— START Record list —

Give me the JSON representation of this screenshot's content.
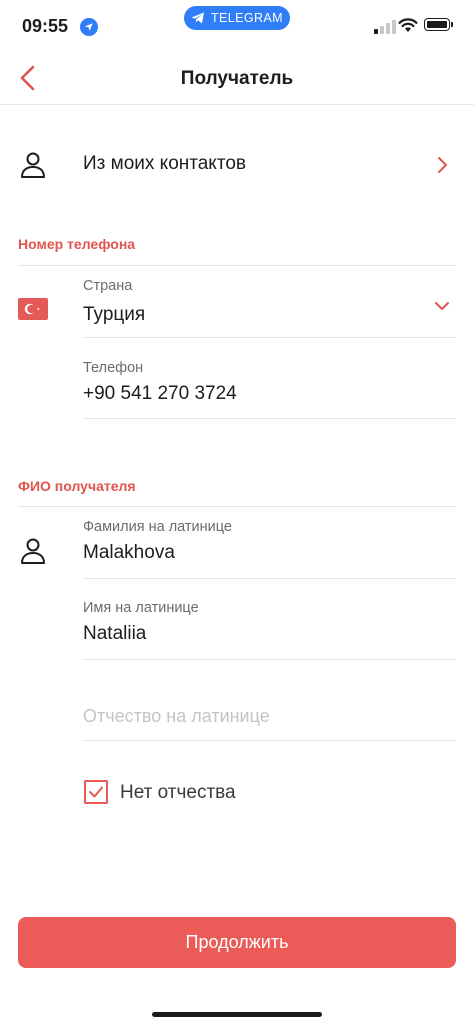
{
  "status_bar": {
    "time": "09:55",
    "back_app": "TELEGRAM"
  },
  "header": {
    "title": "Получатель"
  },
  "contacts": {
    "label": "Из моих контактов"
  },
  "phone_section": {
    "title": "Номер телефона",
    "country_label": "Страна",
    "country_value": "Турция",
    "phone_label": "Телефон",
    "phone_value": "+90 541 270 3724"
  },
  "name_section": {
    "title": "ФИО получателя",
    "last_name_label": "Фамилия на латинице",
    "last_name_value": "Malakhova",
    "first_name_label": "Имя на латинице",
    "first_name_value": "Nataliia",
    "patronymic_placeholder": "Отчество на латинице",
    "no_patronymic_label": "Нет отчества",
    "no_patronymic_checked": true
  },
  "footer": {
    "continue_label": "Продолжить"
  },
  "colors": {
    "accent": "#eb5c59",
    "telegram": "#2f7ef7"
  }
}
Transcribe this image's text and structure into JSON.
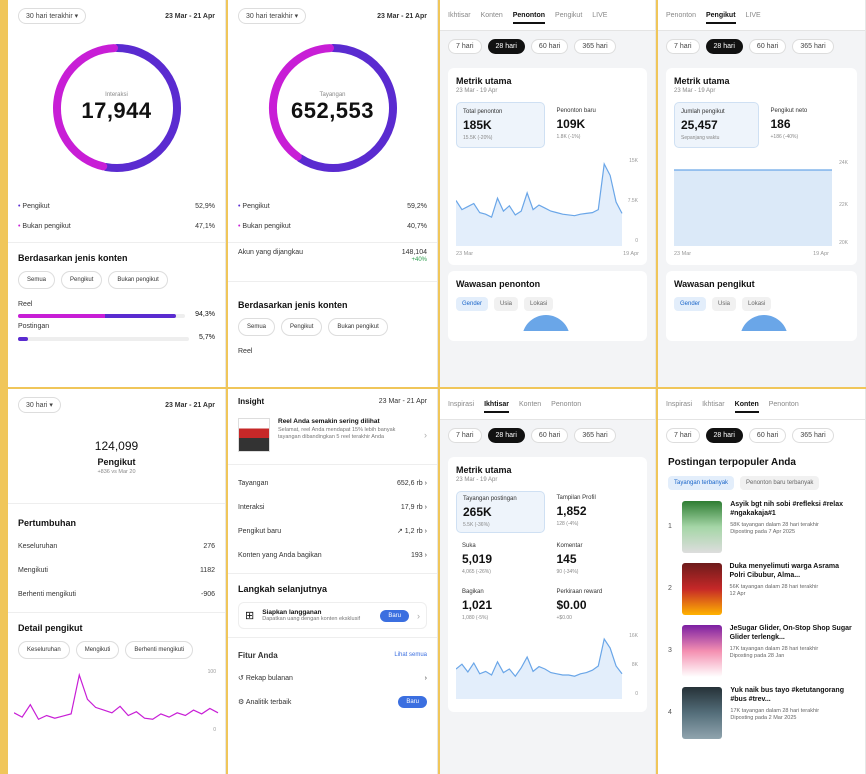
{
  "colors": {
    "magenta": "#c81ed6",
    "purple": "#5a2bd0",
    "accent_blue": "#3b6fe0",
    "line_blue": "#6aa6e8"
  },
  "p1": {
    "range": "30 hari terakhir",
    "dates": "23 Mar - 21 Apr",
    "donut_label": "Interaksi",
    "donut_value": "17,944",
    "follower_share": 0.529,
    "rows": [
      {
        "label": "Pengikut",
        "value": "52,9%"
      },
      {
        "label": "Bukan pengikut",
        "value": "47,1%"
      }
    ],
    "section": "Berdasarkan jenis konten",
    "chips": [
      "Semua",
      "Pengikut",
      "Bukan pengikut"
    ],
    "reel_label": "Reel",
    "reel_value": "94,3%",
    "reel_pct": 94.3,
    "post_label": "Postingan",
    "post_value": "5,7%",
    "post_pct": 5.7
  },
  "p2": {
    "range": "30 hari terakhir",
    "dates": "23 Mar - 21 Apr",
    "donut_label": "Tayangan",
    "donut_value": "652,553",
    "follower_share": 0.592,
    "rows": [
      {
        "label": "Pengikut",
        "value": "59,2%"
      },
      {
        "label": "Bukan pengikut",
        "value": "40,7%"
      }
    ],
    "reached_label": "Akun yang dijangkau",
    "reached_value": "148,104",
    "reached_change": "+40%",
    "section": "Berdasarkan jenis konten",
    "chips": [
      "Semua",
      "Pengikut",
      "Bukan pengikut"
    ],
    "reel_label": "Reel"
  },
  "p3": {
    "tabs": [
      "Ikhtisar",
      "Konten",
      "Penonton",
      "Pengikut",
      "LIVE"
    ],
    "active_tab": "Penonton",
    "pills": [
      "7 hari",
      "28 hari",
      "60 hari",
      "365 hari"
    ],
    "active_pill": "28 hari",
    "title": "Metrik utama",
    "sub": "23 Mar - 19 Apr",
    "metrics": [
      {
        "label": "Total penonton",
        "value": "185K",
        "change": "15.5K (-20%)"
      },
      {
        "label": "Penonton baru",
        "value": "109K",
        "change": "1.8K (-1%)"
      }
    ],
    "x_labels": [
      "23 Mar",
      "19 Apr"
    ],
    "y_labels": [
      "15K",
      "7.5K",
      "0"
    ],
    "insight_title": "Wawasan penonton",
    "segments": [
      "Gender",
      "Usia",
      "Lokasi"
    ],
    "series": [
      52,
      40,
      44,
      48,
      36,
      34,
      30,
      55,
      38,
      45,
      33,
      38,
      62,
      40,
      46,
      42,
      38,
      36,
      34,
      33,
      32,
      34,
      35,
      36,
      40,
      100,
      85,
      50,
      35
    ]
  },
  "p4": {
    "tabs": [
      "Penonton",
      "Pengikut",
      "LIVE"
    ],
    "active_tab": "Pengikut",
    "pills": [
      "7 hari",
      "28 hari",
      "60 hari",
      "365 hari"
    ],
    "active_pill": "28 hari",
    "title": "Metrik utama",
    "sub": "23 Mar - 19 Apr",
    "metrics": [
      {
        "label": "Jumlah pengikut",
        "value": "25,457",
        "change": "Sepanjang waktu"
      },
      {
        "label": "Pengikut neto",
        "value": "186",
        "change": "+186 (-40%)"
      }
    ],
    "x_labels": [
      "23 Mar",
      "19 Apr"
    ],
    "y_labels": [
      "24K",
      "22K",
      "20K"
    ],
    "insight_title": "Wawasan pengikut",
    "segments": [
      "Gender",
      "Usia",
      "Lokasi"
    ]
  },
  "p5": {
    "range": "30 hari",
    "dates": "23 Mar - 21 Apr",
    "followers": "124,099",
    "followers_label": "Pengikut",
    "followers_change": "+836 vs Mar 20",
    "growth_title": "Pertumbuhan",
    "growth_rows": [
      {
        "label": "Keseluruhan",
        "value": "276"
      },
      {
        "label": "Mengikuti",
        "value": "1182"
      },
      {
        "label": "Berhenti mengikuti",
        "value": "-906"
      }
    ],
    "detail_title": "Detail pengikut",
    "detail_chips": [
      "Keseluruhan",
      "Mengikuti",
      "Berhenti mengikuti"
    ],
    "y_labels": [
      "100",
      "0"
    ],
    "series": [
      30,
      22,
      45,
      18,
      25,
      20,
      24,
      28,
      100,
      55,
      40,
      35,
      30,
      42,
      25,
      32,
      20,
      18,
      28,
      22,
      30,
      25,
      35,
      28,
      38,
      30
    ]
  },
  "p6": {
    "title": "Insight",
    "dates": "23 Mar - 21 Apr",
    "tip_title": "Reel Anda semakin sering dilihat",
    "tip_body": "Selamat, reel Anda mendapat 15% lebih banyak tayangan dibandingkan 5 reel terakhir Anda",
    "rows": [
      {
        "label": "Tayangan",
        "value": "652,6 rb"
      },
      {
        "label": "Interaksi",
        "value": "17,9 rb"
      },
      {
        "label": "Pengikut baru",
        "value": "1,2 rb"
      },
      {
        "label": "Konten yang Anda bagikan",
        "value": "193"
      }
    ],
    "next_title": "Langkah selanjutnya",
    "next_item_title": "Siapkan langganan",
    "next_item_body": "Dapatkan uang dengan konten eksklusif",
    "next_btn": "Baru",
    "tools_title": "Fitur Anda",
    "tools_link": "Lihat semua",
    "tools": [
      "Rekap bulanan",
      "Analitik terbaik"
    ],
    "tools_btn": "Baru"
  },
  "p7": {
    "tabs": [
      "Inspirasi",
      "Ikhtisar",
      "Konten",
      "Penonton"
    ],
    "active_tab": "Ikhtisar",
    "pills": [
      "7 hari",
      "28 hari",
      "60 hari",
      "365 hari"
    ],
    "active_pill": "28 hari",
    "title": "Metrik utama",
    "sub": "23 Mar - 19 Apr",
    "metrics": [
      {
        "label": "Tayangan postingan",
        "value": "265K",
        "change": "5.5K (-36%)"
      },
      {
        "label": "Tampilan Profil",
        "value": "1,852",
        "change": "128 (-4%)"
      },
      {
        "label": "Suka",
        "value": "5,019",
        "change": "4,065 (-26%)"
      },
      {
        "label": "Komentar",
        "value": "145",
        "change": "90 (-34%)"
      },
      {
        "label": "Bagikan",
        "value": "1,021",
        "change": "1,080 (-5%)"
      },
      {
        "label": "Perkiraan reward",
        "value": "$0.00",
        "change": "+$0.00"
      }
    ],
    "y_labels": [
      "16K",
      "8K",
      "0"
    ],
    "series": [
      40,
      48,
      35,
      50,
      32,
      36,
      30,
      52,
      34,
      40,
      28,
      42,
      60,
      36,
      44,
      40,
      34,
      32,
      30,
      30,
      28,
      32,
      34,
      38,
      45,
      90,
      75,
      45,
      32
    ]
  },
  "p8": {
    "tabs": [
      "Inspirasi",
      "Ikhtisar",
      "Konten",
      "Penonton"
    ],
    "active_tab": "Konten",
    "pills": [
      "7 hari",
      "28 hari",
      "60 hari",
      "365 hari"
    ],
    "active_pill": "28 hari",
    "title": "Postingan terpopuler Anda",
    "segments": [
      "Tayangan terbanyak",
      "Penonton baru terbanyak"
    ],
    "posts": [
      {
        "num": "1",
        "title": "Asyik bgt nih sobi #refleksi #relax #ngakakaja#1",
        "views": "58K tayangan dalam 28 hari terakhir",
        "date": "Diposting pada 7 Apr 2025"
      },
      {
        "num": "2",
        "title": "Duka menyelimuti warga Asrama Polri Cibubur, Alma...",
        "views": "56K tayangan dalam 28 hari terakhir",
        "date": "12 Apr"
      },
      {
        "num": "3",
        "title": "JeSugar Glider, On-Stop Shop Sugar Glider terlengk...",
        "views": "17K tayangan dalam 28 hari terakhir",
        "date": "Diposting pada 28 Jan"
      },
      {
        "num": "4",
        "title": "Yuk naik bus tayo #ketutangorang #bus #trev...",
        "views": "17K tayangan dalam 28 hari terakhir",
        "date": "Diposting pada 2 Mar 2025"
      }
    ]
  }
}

— END Record list —

Given request: The answer must consist solely of the number of lines in the entries that contain the word "Anda".

Response below: 5